Stored entries
▶

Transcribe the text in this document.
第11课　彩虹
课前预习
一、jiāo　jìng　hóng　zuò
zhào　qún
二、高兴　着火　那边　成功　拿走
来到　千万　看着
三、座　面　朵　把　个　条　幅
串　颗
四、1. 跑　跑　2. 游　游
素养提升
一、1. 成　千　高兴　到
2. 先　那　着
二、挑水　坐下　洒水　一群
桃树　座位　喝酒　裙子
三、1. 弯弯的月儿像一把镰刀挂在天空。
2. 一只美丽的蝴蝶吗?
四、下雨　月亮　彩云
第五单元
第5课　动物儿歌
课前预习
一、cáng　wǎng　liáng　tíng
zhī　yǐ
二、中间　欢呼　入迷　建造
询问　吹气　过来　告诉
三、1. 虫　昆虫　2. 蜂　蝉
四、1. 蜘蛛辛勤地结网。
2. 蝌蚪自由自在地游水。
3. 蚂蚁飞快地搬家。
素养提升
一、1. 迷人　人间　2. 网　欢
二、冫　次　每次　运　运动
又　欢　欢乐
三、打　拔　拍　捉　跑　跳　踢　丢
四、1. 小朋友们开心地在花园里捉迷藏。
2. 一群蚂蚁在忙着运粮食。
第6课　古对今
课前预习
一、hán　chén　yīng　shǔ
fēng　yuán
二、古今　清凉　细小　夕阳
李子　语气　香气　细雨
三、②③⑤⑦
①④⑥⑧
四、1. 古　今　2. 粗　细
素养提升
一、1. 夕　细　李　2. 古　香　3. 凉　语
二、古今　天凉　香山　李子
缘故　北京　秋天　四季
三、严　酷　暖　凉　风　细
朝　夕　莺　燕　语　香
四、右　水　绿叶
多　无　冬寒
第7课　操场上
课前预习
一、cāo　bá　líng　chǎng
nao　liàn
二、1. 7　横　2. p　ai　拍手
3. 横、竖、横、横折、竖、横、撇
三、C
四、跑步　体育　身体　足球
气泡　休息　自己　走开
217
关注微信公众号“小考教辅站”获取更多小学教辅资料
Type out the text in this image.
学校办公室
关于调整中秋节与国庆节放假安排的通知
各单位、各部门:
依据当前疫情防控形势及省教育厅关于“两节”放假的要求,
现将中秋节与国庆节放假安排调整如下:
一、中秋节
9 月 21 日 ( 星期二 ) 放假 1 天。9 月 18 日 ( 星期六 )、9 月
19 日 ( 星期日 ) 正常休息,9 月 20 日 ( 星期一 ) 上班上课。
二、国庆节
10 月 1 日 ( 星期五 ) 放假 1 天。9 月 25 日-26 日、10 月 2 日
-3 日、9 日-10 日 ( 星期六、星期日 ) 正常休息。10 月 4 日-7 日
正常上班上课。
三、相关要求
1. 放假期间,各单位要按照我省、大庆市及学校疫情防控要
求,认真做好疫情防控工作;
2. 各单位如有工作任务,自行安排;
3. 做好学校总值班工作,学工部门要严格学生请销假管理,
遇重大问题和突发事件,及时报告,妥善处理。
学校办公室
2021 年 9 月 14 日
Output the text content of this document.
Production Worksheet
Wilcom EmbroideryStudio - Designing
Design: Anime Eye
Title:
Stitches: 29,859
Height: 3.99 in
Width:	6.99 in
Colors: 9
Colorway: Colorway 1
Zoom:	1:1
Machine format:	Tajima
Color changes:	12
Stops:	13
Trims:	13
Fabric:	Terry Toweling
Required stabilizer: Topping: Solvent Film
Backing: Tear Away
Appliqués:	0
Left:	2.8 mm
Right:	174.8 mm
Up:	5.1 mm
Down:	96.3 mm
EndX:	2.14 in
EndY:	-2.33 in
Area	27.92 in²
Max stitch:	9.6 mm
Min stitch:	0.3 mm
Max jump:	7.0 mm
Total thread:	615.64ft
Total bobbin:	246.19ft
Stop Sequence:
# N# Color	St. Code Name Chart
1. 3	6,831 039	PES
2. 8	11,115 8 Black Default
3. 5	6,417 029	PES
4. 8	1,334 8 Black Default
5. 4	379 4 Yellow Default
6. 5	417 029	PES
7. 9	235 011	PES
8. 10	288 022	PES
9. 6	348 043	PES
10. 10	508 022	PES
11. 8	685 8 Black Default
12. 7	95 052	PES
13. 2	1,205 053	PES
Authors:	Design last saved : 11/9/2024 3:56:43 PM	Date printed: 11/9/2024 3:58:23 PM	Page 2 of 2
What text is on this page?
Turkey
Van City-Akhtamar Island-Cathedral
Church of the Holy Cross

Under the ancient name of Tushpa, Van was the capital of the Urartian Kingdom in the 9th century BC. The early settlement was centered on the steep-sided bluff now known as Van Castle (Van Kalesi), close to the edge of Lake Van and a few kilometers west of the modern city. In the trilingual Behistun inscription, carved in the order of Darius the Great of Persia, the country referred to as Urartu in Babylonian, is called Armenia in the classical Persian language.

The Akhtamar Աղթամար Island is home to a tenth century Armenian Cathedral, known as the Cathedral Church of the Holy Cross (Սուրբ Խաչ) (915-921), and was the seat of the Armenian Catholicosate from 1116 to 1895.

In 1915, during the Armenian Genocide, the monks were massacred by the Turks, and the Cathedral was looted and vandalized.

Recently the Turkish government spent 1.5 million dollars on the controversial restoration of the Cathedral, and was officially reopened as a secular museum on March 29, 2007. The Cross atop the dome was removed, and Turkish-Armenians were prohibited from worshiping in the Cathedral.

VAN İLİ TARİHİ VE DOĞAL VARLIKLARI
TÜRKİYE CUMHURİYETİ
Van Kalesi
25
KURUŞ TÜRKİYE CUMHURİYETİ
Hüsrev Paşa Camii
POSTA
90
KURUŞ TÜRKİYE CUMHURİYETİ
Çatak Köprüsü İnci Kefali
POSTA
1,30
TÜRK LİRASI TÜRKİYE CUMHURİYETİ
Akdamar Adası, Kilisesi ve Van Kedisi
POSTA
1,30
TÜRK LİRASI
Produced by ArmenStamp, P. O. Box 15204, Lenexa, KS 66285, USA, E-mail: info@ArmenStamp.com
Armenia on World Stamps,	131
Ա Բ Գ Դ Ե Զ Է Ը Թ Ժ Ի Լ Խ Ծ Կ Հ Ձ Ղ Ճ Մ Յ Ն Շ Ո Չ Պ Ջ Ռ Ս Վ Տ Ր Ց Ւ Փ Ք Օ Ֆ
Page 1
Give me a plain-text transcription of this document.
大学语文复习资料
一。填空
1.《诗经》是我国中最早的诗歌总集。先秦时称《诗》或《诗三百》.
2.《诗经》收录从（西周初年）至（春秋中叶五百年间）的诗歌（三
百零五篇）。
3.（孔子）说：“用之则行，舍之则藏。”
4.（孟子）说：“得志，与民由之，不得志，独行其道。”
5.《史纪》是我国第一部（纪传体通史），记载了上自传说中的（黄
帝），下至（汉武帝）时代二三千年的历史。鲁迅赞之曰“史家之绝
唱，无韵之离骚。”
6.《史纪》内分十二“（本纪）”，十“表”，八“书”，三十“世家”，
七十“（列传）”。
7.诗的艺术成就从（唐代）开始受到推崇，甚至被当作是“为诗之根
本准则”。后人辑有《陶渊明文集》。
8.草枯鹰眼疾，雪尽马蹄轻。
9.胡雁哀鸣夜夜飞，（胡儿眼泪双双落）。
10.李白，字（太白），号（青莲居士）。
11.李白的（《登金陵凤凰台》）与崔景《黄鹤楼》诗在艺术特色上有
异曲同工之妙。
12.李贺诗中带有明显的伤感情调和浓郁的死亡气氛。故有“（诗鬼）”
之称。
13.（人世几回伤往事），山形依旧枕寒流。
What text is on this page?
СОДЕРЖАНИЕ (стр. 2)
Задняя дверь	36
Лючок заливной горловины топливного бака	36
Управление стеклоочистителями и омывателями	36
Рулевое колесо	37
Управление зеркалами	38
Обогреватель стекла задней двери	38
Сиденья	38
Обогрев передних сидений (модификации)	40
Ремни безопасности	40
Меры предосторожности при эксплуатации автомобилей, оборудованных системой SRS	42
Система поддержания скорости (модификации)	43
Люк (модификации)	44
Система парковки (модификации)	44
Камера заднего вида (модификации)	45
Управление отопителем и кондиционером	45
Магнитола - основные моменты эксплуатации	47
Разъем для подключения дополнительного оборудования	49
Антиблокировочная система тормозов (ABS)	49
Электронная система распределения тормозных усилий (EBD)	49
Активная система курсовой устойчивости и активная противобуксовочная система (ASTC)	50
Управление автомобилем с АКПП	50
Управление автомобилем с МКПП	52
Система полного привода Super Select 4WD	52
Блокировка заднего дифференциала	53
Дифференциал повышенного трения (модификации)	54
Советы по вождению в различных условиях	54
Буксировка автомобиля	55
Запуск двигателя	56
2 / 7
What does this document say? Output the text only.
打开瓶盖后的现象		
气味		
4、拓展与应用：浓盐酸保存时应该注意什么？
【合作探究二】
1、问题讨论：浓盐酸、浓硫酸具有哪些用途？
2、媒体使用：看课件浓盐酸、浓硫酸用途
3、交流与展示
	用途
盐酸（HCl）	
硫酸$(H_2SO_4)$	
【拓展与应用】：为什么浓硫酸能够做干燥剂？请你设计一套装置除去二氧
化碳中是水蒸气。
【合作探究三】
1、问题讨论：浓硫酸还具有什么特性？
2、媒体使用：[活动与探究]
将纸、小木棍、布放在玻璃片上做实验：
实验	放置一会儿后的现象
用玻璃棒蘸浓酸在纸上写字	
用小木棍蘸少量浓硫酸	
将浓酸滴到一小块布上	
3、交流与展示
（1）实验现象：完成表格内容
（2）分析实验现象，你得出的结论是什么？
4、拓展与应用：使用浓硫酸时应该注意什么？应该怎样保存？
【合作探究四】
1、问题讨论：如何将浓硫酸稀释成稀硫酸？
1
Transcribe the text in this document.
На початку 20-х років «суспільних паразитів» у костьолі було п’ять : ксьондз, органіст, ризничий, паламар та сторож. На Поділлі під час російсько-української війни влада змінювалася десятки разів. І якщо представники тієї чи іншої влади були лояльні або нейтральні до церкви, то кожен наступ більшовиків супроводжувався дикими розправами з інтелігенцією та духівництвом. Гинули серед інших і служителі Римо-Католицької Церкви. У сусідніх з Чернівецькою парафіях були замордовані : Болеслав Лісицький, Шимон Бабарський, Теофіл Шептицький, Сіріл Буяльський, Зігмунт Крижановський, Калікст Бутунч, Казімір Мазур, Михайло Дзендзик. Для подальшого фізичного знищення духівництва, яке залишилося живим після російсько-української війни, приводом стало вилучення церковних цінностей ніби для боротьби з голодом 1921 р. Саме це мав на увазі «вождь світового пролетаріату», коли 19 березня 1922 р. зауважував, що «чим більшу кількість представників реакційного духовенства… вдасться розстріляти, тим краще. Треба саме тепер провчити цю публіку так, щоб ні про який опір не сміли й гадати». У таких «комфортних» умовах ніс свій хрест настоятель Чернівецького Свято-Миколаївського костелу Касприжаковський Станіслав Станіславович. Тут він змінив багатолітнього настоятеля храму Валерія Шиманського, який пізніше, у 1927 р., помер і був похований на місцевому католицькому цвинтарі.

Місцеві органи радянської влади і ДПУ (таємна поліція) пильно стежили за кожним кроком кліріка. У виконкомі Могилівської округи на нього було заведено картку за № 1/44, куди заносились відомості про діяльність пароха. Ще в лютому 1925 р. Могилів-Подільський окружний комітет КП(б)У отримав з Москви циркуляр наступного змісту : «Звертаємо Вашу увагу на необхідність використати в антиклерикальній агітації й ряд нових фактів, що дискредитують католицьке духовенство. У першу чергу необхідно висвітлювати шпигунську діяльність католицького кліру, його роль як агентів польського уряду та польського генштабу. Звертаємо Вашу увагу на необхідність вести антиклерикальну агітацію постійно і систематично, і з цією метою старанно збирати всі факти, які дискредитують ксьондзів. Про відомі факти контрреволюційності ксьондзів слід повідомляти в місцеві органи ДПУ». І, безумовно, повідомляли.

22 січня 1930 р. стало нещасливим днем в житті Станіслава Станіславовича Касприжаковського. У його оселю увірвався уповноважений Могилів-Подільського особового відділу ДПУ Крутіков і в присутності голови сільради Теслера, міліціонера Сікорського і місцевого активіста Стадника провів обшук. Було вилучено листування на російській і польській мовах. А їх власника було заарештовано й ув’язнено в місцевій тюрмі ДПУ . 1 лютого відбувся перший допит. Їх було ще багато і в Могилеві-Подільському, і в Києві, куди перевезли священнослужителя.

◀

- _Short task_: Copy every line from the entries that contains the word "Output".

- _Reply to the exercise_:
Output the text content of this document.
What does this document say? Output the text only.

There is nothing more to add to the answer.